**SET TASK:**
Extract all lines that hold the string "闭合开关S₁和S₂".

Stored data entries
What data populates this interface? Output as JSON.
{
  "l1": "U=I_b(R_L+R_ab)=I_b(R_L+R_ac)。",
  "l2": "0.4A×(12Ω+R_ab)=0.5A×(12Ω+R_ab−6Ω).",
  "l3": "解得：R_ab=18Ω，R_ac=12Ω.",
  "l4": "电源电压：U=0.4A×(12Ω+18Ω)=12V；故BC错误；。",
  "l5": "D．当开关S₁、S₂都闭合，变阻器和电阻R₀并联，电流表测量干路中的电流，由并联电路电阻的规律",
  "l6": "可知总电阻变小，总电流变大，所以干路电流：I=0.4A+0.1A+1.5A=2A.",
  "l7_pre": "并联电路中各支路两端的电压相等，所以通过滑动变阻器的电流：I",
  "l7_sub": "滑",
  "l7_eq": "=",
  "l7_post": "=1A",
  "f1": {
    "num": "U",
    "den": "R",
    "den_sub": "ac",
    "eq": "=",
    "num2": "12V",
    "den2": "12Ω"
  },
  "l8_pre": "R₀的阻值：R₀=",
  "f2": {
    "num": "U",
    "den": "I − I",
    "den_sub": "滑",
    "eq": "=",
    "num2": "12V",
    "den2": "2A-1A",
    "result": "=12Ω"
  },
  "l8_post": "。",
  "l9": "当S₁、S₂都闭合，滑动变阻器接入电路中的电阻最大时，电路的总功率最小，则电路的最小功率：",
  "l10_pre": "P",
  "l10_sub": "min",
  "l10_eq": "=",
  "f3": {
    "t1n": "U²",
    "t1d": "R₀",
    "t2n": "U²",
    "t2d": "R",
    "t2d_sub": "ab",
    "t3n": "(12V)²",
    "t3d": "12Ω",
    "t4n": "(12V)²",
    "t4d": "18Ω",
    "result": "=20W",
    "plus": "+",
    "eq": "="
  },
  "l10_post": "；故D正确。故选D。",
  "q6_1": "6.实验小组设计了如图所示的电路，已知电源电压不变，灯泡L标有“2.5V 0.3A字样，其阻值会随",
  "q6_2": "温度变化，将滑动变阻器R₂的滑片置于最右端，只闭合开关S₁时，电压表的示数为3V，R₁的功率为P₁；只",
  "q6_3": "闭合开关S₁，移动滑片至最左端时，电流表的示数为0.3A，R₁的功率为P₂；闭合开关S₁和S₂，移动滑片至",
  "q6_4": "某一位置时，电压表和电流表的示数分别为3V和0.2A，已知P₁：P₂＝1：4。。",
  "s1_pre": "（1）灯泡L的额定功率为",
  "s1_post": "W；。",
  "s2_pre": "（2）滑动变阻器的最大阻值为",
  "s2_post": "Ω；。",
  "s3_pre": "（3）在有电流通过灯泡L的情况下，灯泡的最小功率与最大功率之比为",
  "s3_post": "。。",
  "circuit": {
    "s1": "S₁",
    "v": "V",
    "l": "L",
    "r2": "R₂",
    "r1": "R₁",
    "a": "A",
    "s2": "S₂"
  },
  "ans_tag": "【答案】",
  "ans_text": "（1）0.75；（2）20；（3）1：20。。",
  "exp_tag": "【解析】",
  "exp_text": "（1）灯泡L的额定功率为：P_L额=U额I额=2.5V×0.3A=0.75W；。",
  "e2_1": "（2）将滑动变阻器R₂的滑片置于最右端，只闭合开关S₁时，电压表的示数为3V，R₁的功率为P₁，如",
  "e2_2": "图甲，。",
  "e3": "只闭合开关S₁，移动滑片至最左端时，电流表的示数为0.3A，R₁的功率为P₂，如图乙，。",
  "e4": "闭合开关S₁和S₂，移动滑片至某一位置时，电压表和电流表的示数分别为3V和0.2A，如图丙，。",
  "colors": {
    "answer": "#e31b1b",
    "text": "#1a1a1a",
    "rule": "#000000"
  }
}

**SOLVED PROBLEM:**
  "q6_3": "闭合开关S₁，移动滑片至最左端时，电流表的示数为0.3A，R₁的功率为P₂；闭合开关S₁和S₂，移动滑片至",
  "e4": "闭合开关S₁和S₂，移动滑片至某一位置时，电压表和电流表的示数分别为3V和0.2A，如图丙，。",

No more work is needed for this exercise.